━━━ RECORDS TO PROCESS

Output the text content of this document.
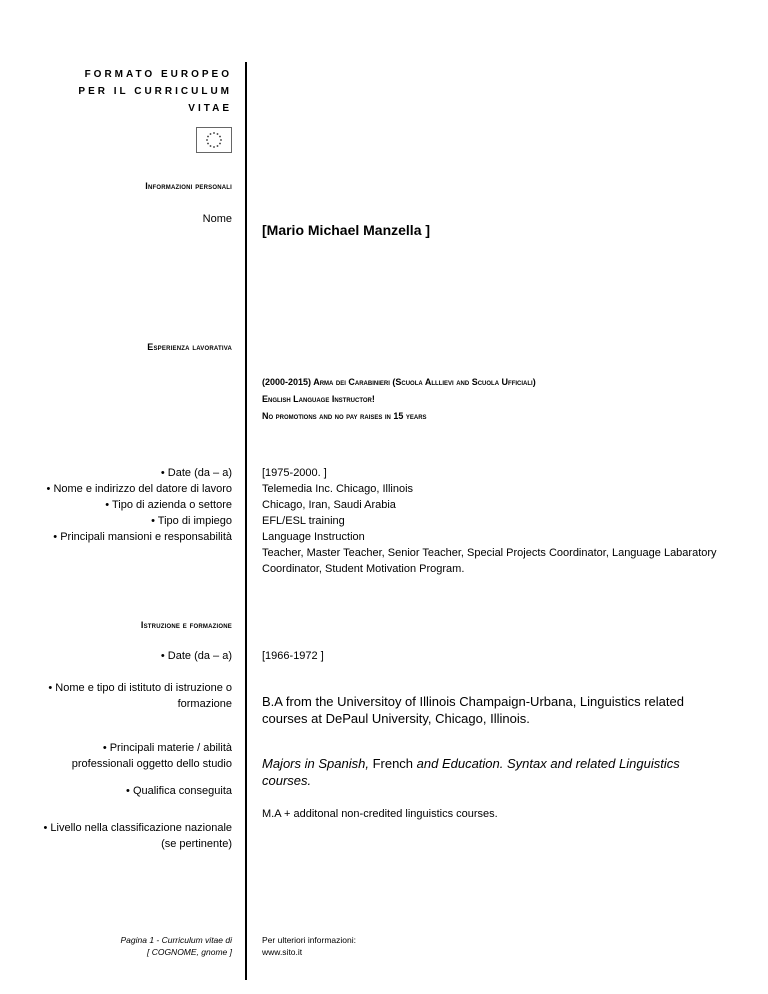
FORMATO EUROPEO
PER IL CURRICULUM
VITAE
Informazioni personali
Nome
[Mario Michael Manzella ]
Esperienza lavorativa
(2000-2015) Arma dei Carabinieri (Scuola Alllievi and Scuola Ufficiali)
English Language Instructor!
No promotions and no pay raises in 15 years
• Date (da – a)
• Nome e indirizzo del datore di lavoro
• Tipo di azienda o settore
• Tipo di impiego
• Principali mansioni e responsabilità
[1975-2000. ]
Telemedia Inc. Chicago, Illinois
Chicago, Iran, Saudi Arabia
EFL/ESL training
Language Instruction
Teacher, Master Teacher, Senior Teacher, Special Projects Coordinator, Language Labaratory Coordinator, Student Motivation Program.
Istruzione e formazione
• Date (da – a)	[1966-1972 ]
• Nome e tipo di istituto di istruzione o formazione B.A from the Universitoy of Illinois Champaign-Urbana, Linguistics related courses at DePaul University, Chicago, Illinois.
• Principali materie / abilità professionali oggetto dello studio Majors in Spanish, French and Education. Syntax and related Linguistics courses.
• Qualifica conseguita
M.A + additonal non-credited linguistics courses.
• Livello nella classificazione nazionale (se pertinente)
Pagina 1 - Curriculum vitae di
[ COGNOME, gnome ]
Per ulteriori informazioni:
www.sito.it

━━━━━━
━━━ RECORDS TO PROCESS

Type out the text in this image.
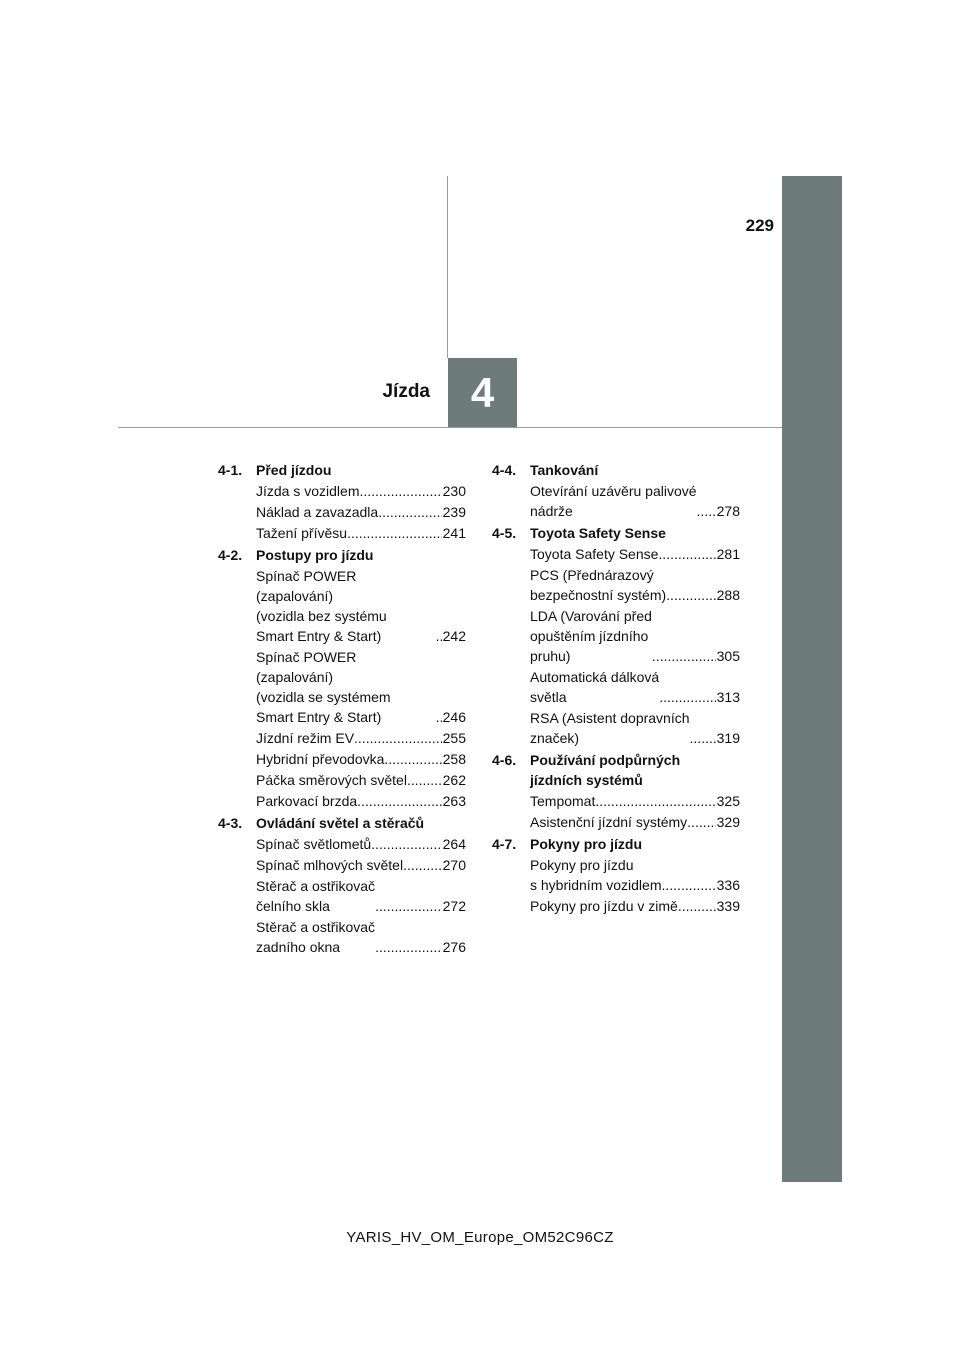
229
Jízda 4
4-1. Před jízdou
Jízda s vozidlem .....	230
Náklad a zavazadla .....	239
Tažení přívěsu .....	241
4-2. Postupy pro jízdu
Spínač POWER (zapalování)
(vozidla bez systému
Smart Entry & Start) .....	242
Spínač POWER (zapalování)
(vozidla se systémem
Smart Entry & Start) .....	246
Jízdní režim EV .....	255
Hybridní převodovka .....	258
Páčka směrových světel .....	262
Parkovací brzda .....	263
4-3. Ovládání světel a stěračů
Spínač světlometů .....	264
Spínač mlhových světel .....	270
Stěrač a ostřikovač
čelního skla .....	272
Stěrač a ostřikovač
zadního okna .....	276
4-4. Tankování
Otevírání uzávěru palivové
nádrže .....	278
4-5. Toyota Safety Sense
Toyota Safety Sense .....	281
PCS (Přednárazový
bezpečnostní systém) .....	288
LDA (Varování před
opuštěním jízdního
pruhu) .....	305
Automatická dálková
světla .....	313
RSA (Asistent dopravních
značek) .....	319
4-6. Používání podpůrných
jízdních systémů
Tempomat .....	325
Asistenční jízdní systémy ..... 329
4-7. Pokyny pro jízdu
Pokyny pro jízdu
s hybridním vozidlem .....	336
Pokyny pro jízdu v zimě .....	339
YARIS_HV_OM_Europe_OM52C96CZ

━━━━━━

TASK OBJECTIVE:
Return every line above in which the string "Start" occurs.

CORRECT RESPONSE:
Smart Entry & Start) .....	242
Smart Entry & Start) .....	246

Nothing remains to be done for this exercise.